[Bounding box entries]
>>>
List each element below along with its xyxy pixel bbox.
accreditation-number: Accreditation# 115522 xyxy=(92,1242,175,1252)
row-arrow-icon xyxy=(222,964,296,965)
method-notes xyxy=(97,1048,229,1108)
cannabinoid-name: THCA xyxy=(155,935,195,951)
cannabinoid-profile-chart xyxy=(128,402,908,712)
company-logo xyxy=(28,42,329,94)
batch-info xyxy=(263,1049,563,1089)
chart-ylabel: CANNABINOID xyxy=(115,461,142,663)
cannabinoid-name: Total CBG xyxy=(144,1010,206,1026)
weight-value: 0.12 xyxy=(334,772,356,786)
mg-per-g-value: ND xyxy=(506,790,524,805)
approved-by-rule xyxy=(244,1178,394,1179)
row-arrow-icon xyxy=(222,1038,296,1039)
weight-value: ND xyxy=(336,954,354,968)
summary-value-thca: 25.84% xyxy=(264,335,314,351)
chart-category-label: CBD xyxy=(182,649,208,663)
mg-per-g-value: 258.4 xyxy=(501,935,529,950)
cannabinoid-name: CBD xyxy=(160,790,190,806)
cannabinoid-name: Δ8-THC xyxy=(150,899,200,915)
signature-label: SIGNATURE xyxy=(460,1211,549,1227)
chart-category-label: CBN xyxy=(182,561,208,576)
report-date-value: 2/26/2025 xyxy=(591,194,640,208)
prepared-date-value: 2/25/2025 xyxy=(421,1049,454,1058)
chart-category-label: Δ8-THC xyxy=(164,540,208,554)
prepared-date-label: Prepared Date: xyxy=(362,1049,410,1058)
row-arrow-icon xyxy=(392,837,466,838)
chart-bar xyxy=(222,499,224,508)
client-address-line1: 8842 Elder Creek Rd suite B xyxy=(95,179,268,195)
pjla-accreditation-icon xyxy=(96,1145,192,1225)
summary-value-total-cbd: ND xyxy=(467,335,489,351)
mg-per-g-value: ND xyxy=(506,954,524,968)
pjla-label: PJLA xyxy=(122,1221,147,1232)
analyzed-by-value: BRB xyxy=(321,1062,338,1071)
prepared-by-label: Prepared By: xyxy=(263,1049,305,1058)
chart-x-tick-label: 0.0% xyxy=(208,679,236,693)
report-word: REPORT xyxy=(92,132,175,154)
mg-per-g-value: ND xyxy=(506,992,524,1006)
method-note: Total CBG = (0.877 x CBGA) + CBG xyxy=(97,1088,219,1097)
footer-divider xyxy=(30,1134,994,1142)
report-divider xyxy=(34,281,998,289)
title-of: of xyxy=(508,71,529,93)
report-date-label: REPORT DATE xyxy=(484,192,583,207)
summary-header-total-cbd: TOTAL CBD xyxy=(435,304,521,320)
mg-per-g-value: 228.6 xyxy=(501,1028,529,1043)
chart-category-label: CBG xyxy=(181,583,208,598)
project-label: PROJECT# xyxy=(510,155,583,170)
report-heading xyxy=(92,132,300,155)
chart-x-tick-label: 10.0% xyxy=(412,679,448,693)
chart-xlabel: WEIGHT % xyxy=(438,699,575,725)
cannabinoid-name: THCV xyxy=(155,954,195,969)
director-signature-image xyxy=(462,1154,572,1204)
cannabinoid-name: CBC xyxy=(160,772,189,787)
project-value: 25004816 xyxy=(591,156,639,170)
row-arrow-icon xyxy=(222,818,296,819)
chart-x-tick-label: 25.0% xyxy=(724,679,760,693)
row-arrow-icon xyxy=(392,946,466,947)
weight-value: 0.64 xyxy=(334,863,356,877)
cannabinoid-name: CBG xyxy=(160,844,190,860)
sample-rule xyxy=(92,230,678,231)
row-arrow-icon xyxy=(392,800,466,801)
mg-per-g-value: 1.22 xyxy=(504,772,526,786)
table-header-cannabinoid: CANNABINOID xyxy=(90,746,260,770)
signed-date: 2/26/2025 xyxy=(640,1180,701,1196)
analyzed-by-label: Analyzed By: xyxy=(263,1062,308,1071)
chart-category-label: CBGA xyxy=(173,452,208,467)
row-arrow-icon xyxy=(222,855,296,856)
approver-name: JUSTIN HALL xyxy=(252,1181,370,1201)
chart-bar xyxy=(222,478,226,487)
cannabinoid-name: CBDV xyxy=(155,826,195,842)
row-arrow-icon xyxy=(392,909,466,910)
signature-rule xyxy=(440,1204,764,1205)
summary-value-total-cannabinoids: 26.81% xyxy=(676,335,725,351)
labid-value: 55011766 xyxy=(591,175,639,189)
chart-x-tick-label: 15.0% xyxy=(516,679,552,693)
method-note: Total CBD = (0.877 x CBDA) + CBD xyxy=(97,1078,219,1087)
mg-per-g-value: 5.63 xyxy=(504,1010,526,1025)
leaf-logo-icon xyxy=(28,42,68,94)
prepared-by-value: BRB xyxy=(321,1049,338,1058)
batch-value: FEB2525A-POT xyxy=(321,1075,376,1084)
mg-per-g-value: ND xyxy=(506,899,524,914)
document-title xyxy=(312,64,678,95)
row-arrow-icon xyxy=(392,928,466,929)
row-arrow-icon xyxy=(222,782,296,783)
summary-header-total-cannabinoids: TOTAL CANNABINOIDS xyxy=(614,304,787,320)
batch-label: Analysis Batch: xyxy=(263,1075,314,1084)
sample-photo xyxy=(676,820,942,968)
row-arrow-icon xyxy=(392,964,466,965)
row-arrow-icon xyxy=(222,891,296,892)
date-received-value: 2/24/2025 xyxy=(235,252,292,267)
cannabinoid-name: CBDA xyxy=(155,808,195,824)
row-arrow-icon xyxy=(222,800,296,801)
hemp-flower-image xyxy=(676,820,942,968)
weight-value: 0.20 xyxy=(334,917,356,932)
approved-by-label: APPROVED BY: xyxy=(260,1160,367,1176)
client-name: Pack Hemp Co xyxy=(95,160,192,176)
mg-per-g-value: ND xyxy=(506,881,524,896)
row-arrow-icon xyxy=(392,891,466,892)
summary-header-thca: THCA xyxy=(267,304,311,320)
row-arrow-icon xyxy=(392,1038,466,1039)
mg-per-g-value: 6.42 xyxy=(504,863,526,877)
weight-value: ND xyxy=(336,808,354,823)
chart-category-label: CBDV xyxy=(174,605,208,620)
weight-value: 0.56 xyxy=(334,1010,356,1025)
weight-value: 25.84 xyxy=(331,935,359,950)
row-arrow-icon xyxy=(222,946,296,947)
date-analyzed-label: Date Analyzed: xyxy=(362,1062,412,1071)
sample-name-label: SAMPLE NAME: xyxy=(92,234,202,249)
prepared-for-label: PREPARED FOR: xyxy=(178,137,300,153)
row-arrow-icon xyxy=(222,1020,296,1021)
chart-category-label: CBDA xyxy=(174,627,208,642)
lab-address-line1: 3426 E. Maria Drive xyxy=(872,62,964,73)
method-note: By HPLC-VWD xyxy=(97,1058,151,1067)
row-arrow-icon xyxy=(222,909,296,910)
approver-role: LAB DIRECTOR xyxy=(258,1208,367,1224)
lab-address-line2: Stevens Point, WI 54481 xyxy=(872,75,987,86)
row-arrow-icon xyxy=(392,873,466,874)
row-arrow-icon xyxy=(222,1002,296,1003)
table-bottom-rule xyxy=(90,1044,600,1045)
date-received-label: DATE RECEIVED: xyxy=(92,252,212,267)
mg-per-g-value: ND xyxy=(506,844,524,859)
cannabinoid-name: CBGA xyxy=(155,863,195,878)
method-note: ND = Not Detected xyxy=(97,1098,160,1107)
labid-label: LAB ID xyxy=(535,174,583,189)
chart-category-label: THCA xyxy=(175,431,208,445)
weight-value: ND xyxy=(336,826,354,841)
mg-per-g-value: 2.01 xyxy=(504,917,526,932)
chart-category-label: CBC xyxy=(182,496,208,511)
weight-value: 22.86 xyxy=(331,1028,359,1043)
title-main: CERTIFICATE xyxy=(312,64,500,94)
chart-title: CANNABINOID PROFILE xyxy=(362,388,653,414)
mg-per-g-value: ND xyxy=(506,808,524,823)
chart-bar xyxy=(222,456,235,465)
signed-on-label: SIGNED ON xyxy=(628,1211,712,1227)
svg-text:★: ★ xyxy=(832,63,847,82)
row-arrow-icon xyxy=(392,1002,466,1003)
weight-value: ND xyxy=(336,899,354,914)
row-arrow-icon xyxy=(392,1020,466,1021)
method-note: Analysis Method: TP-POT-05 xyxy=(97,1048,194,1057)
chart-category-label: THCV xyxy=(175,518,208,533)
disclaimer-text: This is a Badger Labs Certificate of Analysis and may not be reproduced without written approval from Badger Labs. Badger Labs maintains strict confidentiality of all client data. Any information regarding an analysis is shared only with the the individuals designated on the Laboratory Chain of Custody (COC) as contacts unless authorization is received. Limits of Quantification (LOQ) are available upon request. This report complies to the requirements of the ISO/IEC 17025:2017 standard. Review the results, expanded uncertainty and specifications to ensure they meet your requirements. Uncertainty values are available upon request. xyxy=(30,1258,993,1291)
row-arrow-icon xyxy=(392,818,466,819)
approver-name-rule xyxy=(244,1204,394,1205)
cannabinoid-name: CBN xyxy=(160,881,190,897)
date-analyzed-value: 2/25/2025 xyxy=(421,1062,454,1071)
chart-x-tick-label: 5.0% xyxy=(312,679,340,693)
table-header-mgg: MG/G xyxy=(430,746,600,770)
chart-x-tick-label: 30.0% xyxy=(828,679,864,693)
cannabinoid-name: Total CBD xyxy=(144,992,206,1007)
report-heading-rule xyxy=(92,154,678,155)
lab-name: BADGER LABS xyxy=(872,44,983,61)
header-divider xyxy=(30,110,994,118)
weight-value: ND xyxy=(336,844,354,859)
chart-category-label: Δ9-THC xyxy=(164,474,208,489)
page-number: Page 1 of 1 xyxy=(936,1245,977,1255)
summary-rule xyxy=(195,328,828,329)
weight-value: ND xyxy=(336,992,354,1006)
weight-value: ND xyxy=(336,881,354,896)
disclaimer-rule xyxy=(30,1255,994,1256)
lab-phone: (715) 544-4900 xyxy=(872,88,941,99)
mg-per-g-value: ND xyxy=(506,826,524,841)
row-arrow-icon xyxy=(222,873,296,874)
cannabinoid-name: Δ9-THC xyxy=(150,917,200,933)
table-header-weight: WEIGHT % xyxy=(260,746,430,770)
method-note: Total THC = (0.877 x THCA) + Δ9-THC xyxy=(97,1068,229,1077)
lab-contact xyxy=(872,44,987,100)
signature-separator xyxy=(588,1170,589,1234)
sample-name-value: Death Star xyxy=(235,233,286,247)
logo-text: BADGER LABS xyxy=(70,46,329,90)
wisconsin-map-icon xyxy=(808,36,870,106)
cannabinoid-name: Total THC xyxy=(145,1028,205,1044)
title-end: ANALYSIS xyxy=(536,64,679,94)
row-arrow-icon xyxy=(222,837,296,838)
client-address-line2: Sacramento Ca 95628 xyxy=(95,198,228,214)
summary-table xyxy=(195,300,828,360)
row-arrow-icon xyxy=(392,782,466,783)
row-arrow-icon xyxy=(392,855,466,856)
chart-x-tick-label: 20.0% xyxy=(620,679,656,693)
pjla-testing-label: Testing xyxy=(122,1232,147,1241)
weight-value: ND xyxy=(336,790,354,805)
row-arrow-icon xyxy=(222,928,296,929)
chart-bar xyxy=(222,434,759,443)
<<<
■ **PROMPT**
Reproduce every line of the entries above unchanged, from the very first line down to the one containing "report-date-value: 2/26/2025 xyxy=(591,194,640,208)", both included.

■ **CORRECT RESULT**
List each element below along with its xyxy pixel bbox.
accreditation-number: Accreditation# 115522 xyxy=(92,1242,175,1252)
row-arrow-icon xyxy=(222,964,296,965)
method-notes xyxy=(97,1048,229,1108)
cannabinoid-name: THCA xyxy=(155,935,195,951)
cannabinoid-profile-chart xyxy=(128,402,908,712)
company-logo xyxy=(28,42,329,94)
batch-info xyxy=(263,1049,563,1089)
chart-ylabel: CANNABINOID xyxy=(115,461,142,663)
cannabinoid-name: Total CBG xyxy=(144,1010,206,1026)
weight-value: 0.12 xyxy=(334,772,356,786)
mg-per-g-value: ND xyxy=(506,790,524,805)
approved-by-rule xyxy=(244,1178,394,1179)
row-arrow-icon xyxy=(222,1038,296,1039)
weight-value: ND xyxy=(336,954,354,968)
summary-value-thca: 25.84% xyxy=(264,335,314,351)
chart-category-label: CBD xyxy=(182,649,208,663)
mg-per-g-value: 258.4 xyxy=(501,935,529,950)
cannabinoid-name: CBD xyxy=(160,790,190,806)
cannabinoid-name: Δ8-THC xyxy=(150,899,200,915)
signature-label: SIGNATURE xyxy=(460,1211,549,1227)
chart-category-label: CBN xyxy=(182,561,208,576)
report-date-value: 2/26/2025 xyxy=(591,194,640,208)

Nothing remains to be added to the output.